* [Provided material]:
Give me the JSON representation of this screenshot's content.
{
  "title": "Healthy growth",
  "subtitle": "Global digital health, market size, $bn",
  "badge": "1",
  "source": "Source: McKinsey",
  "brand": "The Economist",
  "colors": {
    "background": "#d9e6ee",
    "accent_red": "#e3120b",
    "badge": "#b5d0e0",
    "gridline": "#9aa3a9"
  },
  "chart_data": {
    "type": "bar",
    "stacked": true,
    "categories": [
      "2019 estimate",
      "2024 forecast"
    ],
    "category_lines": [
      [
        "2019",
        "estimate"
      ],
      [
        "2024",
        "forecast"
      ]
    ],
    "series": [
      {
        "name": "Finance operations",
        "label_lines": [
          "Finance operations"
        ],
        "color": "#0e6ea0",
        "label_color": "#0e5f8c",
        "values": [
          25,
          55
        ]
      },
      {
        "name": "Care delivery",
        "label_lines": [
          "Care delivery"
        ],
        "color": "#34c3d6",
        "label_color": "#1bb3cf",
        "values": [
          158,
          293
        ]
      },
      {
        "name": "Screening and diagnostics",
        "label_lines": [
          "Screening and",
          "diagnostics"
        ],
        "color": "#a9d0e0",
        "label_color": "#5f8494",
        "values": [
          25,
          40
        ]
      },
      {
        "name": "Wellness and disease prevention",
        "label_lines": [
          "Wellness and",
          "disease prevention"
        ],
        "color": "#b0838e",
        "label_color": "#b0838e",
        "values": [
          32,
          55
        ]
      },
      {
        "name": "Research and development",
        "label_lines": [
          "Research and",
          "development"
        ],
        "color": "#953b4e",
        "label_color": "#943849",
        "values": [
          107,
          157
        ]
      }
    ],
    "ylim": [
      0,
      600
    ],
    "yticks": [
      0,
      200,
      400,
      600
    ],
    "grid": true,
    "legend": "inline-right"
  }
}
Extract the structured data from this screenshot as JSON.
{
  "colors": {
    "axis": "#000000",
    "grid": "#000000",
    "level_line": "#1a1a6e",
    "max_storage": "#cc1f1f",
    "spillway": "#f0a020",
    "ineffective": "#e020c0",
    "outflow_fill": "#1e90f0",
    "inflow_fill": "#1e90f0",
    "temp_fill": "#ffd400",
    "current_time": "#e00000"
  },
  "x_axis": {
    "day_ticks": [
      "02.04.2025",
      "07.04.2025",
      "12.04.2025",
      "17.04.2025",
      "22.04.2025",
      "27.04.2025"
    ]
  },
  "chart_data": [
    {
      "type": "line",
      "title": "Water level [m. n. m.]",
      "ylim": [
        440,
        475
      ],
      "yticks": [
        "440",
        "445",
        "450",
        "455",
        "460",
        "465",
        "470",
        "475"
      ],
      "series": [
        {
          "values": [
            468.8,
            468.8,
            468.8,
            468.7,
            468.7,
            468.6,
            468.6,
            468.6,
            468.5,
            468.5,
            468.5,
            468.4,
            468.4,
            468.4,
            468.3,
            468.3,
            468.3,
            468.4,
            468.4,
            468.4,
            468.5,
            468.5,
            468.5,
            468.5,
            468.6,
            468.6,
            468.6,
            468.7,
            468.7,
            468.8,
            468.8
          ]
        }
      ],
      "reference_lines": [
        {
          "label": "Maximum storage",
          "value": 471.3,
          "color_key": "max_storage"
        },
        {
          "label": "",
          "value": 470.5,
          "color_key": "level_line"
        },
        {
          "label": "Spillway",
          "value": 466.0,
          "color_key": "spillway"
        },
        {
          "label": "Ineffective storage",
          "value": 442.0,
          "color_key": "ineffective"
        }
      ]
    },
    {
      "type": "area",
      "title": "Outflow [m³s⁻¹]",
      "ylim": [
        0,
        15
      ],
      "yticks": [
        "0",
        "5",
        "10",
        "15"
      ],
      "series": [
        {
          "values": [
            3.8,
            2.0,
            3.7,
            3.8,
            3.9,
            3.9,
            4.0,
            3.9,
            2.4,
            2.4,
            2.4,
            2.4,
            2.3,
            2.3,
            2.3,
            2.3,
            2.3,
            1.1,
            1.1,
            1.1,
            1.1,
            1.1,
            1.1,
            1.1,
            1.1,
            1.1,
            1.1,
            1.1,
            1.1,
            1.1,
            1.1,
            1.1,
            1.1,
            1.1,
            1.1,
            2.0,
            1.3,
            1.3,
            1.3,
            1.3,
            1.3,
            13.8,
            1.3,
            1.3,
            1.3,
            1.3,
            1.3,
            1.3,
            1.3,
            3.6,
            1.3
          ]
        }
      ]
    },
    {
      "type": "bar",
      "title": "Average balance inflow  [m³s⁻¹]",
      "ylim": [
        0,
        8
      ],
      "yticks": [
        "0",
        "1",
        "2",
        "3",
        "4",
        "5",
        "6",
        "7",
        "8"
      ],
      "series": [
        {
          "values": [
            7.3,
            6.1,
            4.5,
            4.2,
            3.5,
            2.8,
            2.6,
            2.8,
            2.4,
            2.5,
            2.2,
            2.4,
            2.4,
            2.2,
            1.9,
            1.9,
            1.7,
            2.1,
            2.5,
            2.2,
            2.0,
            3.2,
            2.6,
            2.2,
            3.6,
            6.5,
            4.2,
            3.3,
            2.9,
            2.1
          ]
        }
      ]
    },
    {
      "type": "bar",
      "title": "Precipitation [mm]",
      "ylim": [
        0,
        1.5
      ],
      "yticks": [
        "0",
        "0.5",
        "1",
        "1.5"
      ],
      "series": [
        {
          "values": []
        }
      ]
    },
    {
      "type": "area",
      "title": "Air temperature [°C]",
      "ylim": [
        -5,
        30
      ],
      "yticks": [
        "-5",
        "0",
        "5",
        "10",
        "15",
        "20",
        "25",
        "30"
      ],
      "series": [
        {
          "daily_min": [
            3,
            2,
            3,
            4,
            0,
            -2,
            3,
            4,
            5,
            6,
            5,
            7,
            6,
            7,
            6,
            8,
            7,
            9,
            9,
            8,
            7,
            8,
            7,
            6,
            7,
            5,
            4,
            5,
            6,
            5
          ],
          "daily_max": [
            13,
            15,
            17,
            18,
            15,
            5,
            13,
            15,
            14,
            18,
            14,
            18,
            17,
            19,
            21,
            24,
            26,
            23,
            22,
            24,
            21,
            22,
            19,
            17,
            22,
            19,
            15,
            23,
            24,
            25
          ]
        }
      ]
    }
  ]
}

* [Aim]:
Determine how many lines of the records above contain the word "development", and report only that number.

* [Answer in full]:
2